Dataset records on visual material:
★ ★ ★ ★

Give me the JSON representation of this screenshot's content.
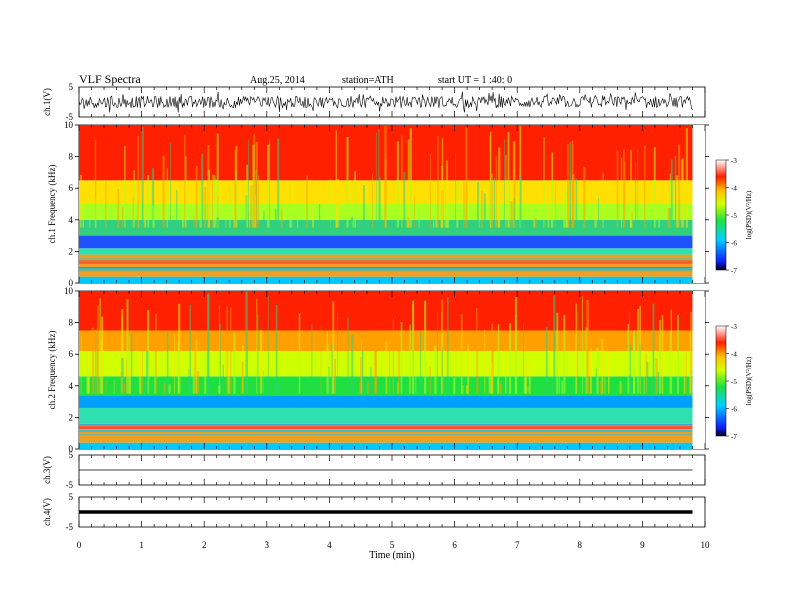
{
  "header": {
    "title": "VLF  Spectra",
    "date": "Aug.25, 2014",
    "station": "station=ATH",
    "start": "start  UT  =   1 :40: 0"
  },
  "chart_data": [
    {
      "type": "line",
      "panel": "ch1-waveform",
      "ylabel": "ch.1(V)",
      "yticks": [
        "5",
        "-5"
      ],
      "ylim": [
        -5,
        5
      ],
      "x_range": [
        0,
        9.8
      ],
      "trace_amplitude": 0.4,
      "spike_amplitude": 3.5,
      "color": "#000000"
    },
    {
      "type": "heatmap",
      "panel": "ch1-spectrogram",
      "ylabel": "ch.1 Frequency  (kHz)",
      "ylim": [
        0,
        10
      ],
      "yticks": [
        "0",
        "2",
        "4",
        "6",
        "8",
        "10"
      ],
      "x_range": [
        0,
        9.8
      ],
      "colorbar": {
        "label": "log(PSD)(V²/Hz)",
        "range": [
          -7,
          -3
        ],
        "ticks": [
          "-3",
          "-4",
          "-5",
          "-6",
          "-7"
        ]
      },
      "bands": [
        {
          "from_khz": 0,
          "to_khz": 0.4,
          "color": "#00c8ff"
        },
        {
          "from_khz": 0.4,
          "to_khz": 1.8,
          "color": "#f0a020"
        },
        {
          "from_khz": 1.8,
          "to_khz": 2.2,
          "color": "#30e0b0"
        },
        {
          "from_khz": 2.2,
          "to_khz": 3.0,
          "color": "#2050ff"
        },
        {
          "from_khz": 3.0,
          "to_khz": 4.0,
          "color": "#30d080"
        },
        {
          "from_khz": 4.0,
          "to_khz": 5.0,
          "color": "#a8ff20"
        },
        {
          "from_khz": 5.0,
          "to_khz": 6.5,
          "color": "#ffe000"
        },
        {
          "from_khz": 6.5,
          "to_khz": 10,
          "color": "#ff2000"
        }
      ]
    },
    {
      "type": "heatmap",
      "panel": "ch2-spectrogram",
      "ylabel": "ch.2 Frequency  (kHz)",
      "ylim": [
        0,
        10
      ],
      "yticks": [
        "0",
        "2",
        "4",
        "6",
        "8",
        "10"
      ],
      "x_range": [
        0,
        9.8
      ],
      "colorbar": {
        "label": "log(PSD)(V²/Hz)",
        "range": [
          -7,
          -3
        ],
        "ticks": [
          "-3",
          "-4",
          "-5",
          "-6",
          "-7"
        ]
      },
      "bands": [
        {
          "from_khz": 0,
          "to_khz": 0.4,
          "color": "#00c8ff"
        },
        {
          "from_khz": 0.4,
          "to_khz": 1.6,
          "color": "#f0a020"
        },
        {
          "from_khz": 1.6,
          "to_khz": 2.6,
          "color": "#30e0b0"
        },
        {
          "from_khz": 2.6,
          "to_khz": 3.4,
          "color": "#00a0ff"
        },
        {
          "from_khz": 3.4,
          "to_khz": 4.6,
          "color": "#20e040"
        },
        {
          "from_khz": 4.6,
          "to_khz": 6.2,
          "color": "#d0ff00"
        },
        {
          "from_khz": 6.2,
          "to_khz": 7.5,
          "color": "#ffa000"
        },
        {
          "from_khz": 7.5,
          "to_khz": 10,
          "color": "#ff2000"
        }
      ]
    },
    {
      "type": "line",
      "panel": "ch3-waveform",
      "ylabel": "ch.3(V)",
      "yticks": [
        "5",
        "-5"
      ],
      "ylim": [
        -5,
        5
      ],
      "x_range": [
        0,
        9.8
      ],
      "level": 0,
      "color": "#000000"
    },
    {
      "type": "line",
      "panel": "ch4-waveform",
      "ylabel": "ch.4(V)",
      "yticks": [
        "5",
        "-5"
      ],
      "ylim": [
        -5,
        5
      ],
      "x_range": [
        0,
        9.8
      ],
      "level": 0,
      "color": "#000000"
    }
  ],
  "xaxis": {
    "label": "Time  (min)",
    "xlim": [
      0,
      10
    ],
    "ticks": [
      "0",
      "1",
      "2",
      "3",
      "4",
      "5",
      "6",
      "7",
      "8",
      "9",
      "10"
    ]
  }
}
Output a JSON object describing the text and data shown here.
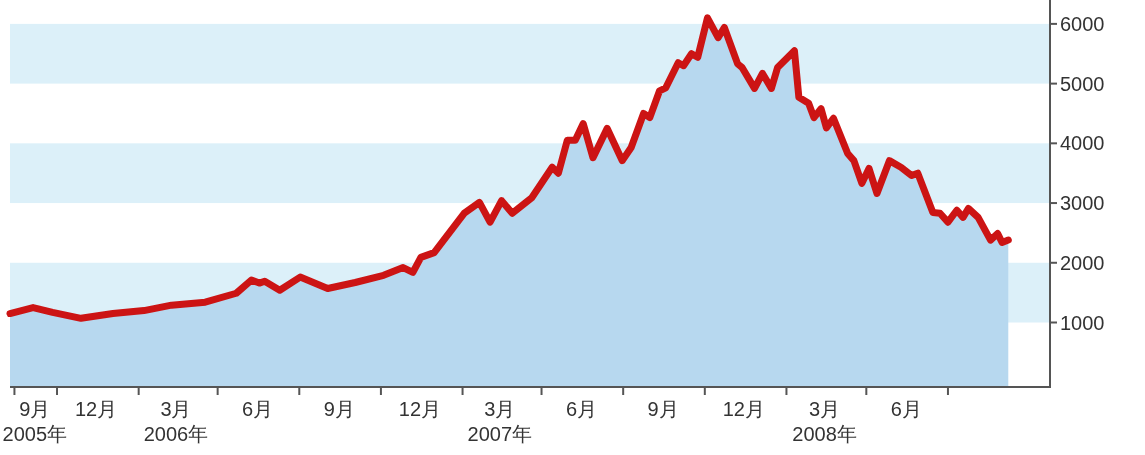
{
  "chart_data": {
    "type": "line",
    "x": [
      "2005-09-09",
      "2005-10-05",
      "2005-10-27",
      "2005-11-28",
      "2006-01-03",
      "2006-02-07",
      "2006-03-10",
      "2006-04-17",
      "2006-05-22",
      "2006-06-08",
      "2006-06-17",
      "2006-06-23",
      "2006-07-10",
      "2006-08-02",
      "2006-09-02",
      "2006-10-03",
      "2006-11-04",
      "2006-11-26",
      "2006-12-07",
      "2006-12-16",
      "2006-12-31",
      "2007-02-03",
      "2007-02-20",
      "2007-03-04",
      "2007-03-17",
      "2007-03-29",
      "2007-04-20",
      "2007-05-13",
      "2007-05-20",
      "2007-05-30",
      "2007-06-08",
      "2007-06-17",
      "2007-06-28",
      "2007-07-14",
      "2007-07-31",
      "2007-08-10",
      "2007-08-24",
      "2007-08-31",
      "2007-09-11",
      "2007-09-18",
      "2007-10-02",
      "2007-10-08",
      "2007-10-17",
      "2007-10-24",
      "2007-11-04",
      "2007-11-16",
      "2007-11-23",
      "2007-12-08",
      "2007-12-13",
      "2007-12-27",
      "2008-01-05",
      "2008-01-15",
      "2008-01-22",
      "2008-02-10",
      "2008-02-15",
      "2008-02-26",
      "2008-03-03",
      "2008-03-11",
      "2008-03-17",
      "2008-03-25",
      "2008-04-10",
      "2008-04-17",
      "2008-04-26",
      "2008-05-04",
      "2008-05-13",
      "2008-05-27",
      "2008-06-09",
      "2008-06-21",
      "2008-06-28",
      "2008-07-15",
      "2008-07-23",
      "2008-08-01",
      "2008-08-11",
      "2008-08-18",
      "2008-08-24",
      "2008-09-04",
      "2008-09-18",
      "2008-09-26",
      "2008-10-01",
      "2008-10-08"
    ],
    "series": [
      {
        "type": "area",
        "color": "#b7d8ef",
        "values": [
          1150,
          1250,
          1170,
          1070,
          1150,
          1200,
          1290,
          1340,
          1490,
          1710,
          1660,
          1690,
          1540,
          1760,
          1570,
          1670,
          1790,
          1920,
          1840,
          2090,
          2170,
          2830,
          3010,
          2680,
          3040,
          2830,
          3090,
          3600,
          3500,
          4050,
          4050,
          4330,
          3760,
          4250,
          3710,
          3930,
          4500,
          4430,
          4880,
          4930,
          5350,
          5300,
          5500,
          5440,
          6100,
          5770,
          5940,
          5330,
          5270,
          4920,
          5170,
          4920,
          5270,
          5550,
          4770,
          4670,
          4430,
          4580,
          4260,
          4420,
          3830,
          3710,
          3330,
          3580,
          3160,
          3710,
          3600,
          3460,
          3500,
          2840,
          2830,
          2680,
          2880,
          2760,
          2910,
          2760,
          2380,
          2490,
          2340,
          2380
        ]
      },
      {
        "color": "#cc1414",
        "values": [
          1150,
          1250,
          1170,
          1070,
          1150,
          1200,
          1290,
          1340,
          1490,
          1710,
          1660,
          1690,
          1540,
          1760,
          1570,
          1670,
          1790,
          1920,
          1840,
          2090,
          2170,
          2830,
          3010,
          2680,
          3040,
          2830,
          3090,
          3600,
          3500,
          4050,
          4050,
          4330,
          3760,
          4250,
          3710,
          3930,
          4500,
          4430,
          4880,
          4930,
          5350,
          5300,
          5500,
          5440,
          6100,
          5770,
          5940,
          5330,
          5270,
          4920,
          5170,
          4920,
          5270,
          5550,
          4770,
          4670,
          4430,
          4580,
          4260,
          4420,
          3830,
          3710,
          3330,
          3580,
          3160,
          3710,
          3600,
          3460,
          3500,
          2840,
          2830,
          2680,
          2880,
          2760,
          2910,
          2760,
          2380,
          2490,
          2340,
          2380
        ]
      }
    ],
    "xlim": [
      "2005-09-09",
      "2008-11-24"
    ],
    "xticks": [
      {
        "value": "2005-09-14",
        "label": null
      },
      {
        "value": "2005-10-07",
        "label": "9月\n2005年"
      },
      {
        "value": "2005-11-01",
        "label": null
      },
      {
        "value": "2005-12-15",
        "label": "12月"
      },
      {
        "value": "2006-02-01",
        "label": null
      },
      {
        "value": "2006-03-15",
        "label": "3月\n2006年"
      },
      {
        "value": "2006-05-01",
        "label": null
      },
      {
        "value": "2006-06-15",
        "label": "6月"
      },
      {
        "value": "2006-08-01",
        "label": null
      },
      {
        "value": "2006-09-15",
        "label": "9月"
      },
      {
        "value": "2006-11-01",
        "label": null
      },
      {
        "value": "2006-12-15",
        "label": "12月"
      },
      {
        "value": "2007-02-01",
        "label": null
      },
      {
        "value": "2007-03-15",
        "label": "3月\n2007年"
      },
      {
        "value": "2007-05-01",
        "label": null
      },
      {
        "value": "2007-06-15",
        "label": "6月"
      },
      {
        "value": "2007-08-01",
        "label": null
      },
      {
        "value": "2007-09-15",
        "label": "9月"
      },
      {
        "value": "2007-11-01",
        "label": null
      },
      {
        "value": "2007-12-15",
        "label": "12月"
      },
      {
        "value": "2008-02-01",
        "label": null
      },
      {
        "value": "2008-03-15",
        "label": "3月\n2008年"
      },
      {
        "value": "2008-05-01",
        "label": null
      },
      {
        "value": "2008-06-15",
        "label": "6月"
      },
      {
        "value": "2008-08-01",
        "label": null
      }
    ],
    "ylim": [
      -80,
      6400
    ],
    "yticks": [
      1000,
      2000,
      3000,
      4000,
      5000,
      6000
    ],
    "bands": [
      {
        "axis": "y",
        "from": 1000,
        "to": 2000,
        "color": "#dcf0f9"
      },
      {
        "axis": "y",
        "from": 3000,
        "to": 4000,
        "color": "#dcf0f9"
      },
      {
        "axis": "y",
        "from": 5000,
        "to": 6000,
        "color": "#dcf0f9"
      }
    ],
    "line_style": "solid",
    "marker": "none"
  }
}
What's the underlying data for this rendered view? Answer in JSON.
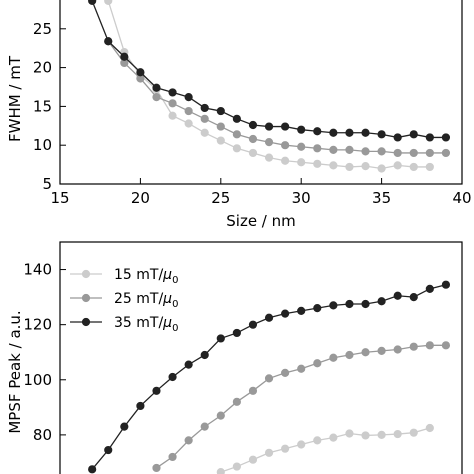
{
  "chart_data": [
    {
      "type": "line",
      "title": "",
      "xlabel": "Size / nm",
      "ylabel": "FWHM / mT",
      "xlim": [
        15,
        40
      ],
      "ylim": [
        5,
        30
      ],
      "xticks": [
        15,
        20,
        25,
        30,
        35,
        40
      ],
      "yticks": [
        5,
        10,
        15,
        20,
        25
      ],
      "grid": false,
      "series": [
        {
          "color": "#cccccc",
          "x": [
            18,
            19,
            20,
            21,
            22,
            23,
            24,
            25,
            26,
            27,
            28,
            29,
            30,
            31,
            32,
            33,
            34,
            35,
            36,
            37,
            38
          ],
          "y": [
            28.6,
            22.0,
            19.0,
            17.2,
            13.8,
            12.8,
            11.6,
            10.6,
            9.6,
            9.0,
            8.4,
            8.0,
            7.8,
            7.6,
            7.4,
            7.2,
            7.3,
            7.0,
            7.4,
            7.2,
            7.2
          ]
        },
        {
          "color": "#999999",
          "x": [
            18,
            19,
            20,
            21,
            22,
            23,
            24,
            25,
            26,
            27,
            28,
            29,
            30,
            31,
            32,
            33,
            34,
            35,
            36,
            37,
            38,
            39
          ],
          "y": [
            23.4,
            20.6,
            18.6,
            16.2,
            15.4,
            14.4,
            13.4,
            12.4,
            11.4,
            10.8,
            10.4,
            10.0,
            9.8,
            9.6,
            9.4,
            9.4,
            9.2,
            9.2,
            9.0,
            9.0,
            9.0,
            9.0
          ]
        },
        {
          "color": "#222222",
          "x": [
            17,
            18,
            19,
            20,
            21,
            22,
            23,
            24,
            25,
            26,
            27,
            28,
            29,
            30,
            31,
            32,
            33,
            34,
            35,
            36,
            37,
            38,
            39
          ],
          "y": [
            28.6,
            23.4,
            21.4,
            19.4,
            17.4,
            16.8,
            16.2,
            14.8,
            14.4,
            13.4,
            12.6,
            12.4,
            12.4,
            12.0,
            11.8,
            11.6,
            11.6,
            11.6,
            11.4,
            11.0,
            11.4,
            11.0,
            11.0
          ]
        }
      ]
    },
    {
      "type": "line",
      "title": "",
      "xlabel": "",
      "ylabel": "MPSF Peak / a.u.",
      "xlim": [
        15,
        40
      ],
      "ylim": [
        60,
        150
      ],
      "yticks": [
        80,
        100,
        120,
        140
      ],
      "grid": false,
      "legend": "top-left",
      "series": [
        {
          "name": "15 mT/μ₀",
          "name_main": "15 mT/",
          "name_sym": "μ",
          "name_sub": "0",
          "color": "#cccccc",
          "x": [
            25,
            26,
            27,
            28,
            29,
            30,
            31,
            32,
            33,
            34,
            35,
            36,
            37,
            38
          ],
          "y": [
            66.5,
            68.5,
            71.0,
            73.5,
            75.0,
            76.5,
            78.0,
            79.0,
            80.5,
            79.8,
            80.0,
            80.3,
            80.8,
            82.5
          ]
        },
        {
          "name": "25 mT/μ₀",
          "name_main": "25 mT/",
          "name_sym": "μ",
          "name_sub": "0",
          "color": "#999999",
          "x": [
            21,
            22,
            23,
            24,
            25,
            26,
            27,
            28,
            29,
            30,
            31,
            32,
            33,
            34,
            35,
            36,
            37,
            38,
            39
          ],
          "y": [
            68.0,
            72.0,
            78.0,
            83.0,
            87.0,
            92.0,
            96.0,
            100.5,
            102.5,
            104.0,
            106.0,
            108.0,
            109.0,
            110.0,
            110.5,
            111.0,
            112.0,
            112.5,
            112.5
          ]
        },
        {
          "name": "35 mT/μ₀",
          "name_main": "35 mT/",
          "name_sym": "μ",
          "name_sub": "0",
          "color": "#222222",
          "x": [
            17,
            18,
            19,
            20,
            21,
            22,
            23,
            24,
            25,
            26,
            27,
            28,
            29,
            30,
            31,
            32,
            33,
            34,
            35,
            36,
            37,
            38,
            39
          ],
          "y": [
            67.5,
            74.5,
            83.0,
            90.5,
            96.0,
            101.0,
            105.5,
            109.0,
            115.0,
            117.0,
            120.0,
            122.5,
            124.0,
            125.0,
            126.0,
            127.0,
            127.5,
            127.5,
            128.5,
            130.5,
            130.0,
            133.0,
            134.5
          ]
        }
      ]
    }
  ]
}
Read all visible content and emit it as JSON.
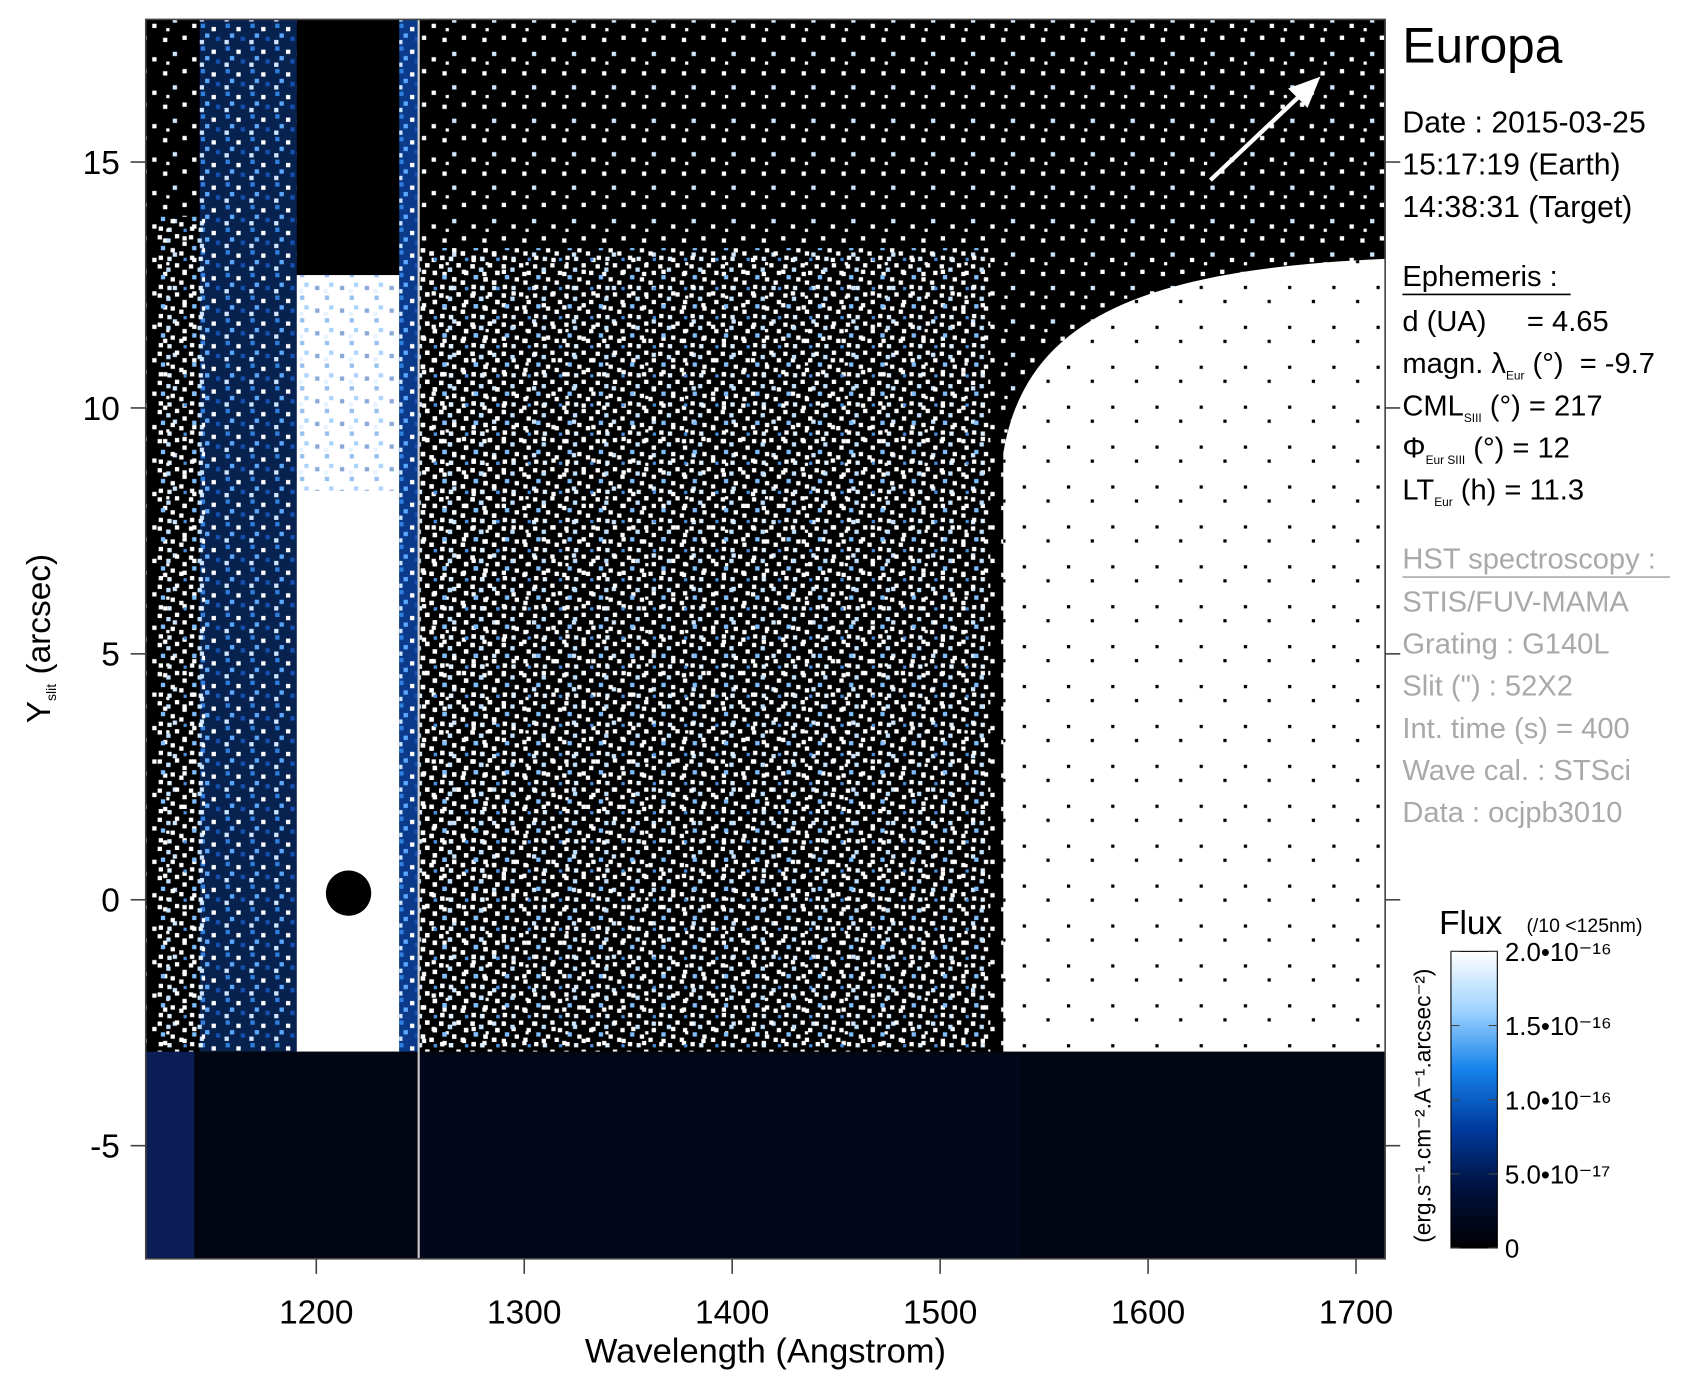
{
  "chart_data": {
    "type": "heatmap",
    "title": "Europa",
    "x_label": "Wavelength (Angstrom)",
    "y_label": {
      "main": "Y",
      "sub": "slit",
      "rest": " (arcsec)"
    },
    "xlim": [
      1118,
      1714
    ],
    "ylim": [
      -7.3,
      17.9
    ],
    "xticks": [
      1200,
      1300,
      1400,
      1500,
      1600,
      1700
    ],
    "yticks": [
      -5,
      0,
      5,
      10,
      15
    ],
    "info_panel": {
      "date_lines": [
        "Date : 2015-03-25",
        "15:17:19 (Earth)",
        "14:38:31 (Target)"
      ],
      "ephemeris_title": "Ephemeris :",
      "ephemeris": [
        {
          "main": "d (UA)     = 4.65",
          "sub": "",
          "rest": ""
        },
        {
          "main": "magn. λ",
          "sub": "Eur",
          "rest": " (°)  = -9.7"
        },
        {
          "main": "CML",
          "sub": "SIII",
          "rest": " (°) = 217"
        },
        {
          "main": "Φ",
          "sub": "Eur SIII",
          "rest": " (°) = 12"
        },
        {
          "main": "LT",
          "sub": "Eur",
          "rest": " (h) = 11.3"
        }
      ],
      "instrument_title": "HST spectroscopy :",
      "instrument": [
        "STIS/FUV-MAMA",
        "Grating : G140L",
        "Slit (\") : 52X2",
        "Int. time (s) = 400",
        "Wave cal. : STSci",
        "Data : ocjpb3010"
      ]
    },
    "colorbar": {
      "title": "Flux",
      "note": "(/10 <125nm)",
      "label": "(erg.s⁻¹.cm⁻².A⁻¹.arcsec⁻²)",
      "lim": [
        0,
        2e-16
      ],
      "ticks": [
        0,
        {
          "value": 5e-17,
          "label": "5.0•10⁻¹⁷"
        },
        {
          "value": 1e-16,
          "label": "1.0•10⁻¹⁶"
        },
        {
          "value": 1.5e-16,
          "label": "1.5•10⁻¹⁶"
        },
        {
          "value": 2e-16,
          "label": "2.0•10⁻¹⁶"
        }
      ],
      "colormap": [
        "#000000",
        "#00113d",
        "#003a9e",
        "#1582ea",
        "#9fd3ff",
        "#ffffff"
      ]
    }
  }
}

★ ★ ★ ★

What you will do: Show every line in the entries where the string "spectrogram" occurs.

Output for this exercise:
      "panel": "ch1-spectrogram",
      "panel": "ch2-spectrogram",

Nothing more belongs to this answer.